**Written problem:** Examine the entries and show every line in which the word "apps" is found.

**Information supplied:**
────

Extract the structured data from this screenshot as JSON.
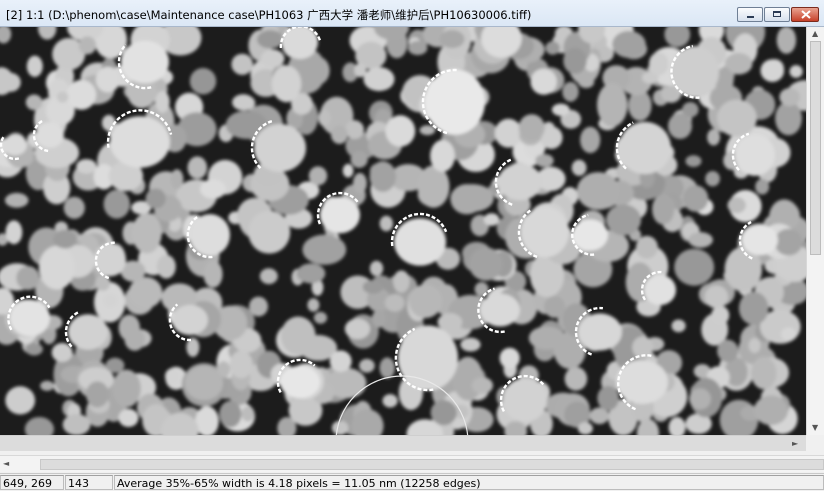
{
  "window": {
    "title": "[2] 1:1 (D:\\phenom\\case\\Maintenance case\\PH1063 广西大学 潘老师\\维护后\\PH10630006.tiff)",
    "controls": [
      "minimize",
      "maximize",
      "close"
    ]
  },
  "image": {
    "description_icon": "sem-micrograph",
    "colors": {
      "background": "#1a1a1a",
      "particle": "#c8c8c8",
      "edge_marks": "#ffffff"
    }
  },
  "statusbar": {
    "cursor_position": "649, 269",
    "pixel_value": "143",
    "message": "Average 35%-65% width is 4.18 pixels = 11.05 nm (12258 edges)"
  },
  "scroll_arrows": {
    "up": "▲",
    "down": "▼",
    "left": "◄",
    "right": "►"
  },
  "colors": {
    "titlebar": "#dbe7f5",
    "close_button": "#c7412a"
  }
}
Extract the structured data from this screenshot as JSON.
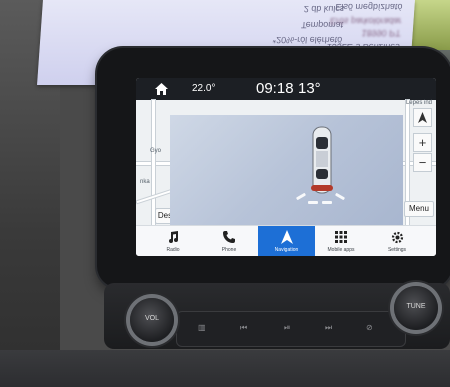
{
  "status_bar": {
    "inside_temp": "22.0°",
    "time": "09:18",
    "outside_temp": "13°"
  },
  "map": {
    "labels": [
      "Gyo",
      "nka",
      "Lepes ind"
    ],
    "destination_button": "Des",
    "menu_button": "Menu",
    "zoom_in": "+",
    "zoom_out": "−"
  },
  "nav_bar": {
    "items": [
      {
        "label": "Radio",
        "icon": "music-note-icon"
      },
      {
        "label": "Phone",
        "icon": "phone-icon"
      },
      {
        "label": "Navigation",
        "icon": "navigation-arrow-icon",
        "active": true
      },
      {
        "label": "Mobile apps",
        "icon": "apps-grid-icon"
      },
      {
        "label": "Settings",
        "icon": "gear-icon"
      }
    ],
    "accent_color": "#1d6fd6"
  },
  "controls": {
    "vol_label": "VOL",
    "tune_label": "TUNE"
  },
  "paper_sign": {
    "left_lines": [
      "2 db kulcs",
      "Tempomat",
      "*20%-ról elérhető"
    ],
    "right_lines": [
      "Első megbízható",
      "Erős parkolóradar",
      "18990 PT",
      "135LE-s Benzines"
    ]
  }
}
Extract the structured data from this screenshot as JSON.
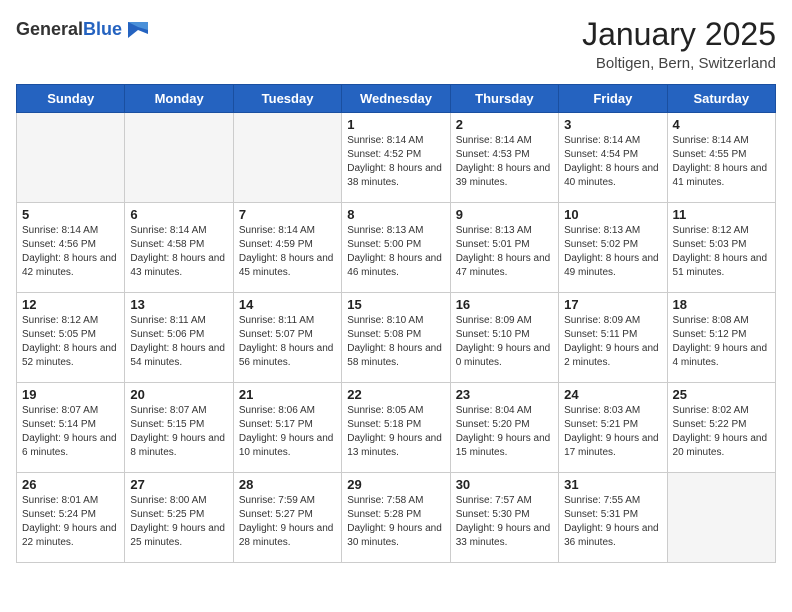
{
  "header": {
    "logo_general": "General",
    "logo_blue": "Blue",
    "month_title": "January 2025",
    "location": "Boltigen, Bern, Switzerland"
  },
  "weekdays": [
    "Sunday",
    "Monday",
    "Tuesday",
    "Wednesday",
    "Thursday",
    "Friday",
    "Saturday"
  ],
  "weeks": [
    [
      {
        "day": "",
        "sunrise": "",
        "sunset": "",
        "daylight": ""
      },
      {
        "day": "",
        "sunrise": "",
        "sunset": "",
        "daylight": ""
      },
      {
        "day": "",
        "sunrise": "",
        "sunset": "",
        "daylight": ""
      },
      {
        "day": "1",
        "sunrise": "Sunrise: 8:14 AM",
        "sunset": "Sunset: 4:52 PM",
        "daylight": "Daylight: 8 hours and 38 minutes."
      },
      {
        "day": "2",
        "sunrise": "Sunrise: 8:14 AM",
        "sunset": "Sunset: 4:53 PM",
        "daylight": "Daylight: 8 hours and 39 minutes."
      },
      {
        "day": "3",
        "sunrise": "Sunrise: 8:14 AM",
        "sunset": "Sunset: 4:54 PM",
        "daylight": "Daylight: 8 hours and 40 minutes."
      },
      {
        "day": "4",
        "sunrise": "Sunrise: 8:14 AM",
        "sunset": "Sunset: 4:55 PM",
        "daylight": "Daylight: 8 hours and 41 minutes."
      }
    ],
    [
      {
        "day": "5",
        "sunrise": "Sunrise: 8:14 AM",
        "sunset": "Sunset: 4:56 PM",
        "daylight": "Daylight: 8 hours and 42 minutes."
      },
      {
        "day": "6",
        "sunrise": "Sunrise: 8:14 AM",
        "sunset": "Sunset: 4:58 PM",
        "daylight": "Daylight: 8 hours and 43 minutes."
      },
      {
        "day": "7",
        "sunrise": "Sunrise: 8:14 AM",
        "sunset": "Sunset: 4:59 PM",
        "daylight": "Daylight: 8 hours and 45 minutes."
      },
      {
        "day": "8",
        "sunrise": "Sunrise: 8:13 AM",
        "sunset": "Sunset: 5:00 PM",
        "daylight": "Daylight: 8 hours and 46 minutes."
      },
      {
        "day": "9",
        "sunrise": "Sunrise: 8:13 AM",
        "sunset": "Sunset: 5:01 PM",
        "daylight": "Daylight: 8 hours and 47 minutes."
      },
      {
        "day": "10",
        "sunrise": "Sunrise: 8:13 AM",
        "sunset": "Sunset: 5:02 PM",
        "daylight": "Daylight: 8 hours and 49 minutes."
      },
      {
        "day": "11",
        "sunrise": "Sunrise: 8:12 AM",
        "sunset": "Sunset: 5:03 PM",
        "daylight": "Daylight: 8 hours and 51 minutes."
      }
    ],
    [
      {
        "day": "12",
        "sunrise": "Sunrise: 8:12 AM",
        "sunset": "Sunset: 5:05 PM",
        "daylight": "Daylight: 8 hours and 52 minutes."
      },
      {
        "day": "13",
        "sunrise": "Sunrise: 8:11 AM",
        "sunset": "Sunset: 5:06 PM",
        "daylight": "Daylight: 8 hours and 54 minutes."
      },
      {
        "day": "14",
        "sunrise": "Sunrise: 8:11 AM",
        "sunset": "Sunset: 5:07 PM",
        "daylight": "Daylight: 8 hours and 56 minutes."
      },
      {
        "day": "15",
        "sunrise": "Sunrise: 8:10 AM",
        "sunset": "Sunset: 5:08 PM",
        "daylight": "Daylight: 8 hours and 58 minutes."
      },
      {
        "day": "16",
        "sunrise": "Sunrise: 8:09 AM",
        "sunset": "Sunset: 5:10 PM",
        "daylight": "Daylight: 9 hours and 0 minutes."
      },
      {
        "day": "17",
        "sunrise": "Sunrise: 8:09 AM",
        "sunset": "Sunset: 5:11 PM",
        "daylight": "Daylight: 9 hours and 2 minutes."
      },
      {
        "day": "18",
        "sunrise": "Sunrise: 8:08 AM",
        "sunset": "Sunset: 5:12 PM",
        "daylight": "Daylight: 9 hours and 4 minutes."
      }
    ],
    [
      {
        "day": "19",
        "sunrise": "Sunrise: 8:07 AM",
        "sunset": "Sunset: 5:14 PM",
        "daylight": "Daylight: 9 hours and 6 minutes."
      },
      {
        "day": "20",
        "sunrise": "Sunrise: 8:07 AM",
        "sunset": "Sunset: 5:15 PM",
        "daylight": "Daylight: 9 hours and 8 minutes."
      },
      {
        "day": "21",
        "sunrise": "Sunrise: 8:06 AM",
        "sunset": "Sunset: 5:17 PM",
        "daylight": "Daylight: 9 hours and 10 minutes."
      },
      {
        "day": "22",
        "sunrise": "Sunrise: 8:05 AM",
        "sunset": "Sunset: 5:18 PM",
        "daylight": "Daylight: 9 hours and 13 minutes."
      },
      {
        "day": "23",
        "sunrise": "Sunrise: 8:04 AM",
        "sunset": "Sunset: 5:20 PM",
        "daylight": "Daylight: 9 hours and 15 minutes."
      },
      {
        "day": "24",
        "sunrise": "Sunrise: 8:03 AM",
        "sunset": "Sunset: 5:21 PM",
        "daylight": "Daylight: 9 hours and 17 minutes."
      },
      {
        "day": "25",
        "sunrise": "Sunrise: 8:02 AM",
        "sunset": "Sunset: 5:22 PM",
        "daylight": "Daylight: 9 hours and 20 minutes."
      }
    ],
    [
      {
        "day": "26",
        "sunrise": "Sunrise: 8:01 AM",
        "sunset": "Sunset: 5:24 PM",
        "daylight": "Daylight: 9 hours and 22 minutes."
      },
      {
        "day": "27",
        "sunrise": "Sunrise: 8:00 AM",
        "sunset": "Sunset: 5:25 PM",
        "daylight": "Daylight: 9 hours and 25 minutes."
      },
      {
        "day": "28",
        "sunrise": "Sunrise: 7:59 AM",
        "sunset": "Sunset: 5:27 PM",
        "daylight": "Daylight: 9 hours and 28 minutes."
      },
      {
        "day": "29",
        "sunrise": "Sunrise: 7:58 AM",
        "sunset": "Sunset: 5:28 PM",
        "daylight": "Daylight: 9 hours and 30 minutes."
      },
      {
        "day": "30",
        "sunrise": "Sunrise: 7:57 AM",
        "sunset": "Sunset: 5:30 PM",
        "daylight": "Daylight: 9 hours and 33 minutes."
      },
      {
        "day": "31",
        "sunrise": "Sunrise: 7:55 AM",
        "sunset": "Sunset: 5:31 PM",
        "daylight": "Daylight: 9 hours and 36 minutes."
      },
      {
        "day": "",
        "sunrise": "",
        "sunset": "",
        "daylight": ""
      }
    ]
  ]
}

────

**Task output:**
        "label": "Mobile apps",
        "icon": "apps-grid-icon"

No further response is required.